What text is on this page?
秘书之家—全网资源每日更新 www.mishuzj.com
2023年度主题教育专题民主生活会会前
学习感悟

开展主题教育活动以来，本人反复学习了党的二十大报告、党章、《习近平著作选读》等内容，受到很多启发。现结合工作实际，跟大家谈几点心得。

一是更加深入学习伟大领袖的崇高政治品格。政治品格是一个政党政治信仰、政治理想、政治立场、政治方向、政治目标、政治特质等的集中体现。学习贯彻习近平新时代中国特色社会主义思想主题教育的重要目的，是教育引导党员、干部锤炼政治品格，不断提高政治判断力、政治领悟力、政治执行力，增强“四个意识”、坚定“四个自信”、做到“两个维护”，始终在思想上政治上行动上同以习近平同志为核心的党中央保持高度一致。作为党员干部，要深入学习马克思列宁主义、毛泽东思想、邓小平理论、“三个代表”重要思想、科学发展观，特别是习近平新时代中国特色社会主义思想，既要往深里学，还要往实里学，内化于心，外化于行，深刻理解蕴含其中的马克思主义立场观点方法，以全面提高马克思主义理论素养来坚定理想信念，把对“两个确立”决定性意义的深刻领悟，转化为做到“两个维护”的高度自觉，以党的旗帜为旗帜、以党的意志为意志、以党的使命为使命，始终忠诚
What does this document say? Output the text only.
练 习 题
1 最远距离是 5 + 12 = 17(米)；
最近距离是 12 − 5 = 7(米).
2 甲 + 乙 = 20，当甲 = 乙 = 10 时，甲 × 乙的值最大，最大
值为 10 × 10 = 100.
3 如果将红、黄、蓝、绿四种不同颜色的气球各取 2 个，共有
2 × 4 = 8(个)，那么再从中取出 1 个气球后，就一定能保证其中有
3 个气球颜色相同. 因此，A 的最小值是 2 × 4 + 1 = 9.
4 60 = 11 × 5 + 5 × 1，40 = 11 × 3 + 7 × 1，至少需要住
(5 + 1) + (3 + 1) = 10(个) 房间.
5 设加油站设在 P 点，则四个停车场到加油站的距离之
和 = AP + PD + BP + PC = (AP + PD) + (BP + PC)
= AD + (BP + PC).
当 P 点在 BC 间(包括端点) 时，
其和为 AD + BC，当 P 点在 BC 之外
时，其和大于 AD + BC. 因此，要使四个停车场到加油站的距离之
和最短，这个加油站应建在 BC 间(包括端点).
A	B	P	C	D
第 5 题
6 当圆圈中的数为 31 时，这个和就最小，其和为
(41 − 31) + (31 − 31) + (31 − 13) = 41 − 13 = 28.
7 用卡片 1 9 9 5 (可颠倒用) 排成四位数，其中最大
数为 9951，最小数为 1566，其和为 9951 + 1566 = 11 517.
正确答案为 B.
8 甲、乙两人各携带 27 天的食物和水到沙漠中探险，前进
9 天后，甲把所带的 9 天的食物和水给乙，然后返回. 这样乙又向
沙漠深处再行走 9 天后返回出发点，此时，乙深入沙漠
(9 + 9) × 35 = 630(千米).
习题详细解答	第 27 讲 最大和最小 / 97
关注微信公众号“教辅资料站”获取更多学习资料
::::::::::
* _Objective_: Copy the material above verbatim.

* _Task solution_:
What text is on this page?
秘书之家—全网资源每日更新 www.mishuzj.com
2023年度主题教育专题民主生活会会前
学习感悟

开展主题教育活动以来，本人反复学习了党的二十大报告、党章、《习近平著作选读》等内容，受到很多启发。现结合工作实际，跟大家谈几点心得。

一是更加深入学习伟大领袖的崇高政治品格。政治品格是一个政党政治信仰、政治理想、政治立场、政治方向、政治目标、政治特质等的集中体现。学习贯彻习近平新时代中国特色社会主义思想主题教育的重要目的，是教育引导党员、干部锤炼政治品格，不断提高政治判断力、政治领悟力、政治执行力，增强“四个意识”、坚定“四个自信”、做到“两个维护”，始终在思想上政治上行动上同以习近平同志为核心的党中央保持高度一致。作为党员干部，要深入学习马克思列宁主义、毛泽东思想、邓小平理论、“三个代表”重要思想、科学发展观，特别是习近平新时代中国特色社会主义思想，既要往深里学，还要往实里学，内化于心，外化于行，深刻理解蕴含其中的马克思主义立场观点方法，以全面提高马克思主义理论素养来坚定理想信念，把对“两个确立”决定性意义的深刻领悟，转化为做到“两个维护”的高度自觉，以党的旗帜为旗帜、以党的意志为意志、以党的使命为使命，始终忠诚
What does this document say? Output the text only.
练 习 题
1 最远距离是 5 + 12 = 17(米)；
最近距离是 12 − 5 = 7(米).
2 甲 + 乙 = 20，当甲 = 乙 = 10 时，甲 × 乙的值最大，最大
值为 10 × 10 = 100.
3 如果将红、黄、蓝、绿四种不同颜色的气球各取 2 个，共有
2 × 4 = 8(个)，那么再从中取出 1 个气球后，就一定能保证其中有
3 个气球颜色相同. 因此，A 的最小值是 2 × 4 + 1 = 9.
4 60 = 11 × 5 + 5 × 1，40 = 11 × 3 + 7 × 1，至少需要住
(5 + 1) + (3 + 1) = 10(个) 房间.
5 设加油站设在 P 点，则四个停车场到加油站的距离之
和 = AP + PD + BP + PC = (AP + PD) + (BP + PC)
= AD + (BP + PC).
当 P 点在 BC 间(包括端点) 时，
其和为 AD + BC，当 P 点在 BC 之外
时，其和大于 AD + BC. 因此，要使四个停车场到加油站的距离之
和最短，这个加油站应建在 BC 间(包括端点).
A	B	P	C	D
第 5 题
6 当圆圈中的数为 31 时，这个和就最小，其和为
(41 − 31) + (31 − 31) + (31 − 13) = 41 − 13 = 28.
7 用卡片 1 9 9 5 (可颠倒用) 排成四位数，其中最大
数为 9951，最小数为 1566，其和为 9951 + 1566 = 11 517.
正确答案为 B.
8 甲、乙两人各携带 27 天的食物和水到沙漠中探险，前进
9 天后，甲把所带的 9 天的食物和水给乙，然后返回. 这样乙又向
沙漠深处再行走 9 天后返回出发点，此时，乙深入沙漠
(9 + 9) × 35 = 630(千米).
习题详细解答	第 27 讲 最大和最小 / 97
关注微信公众号“教辅资料站”获取更多学习资料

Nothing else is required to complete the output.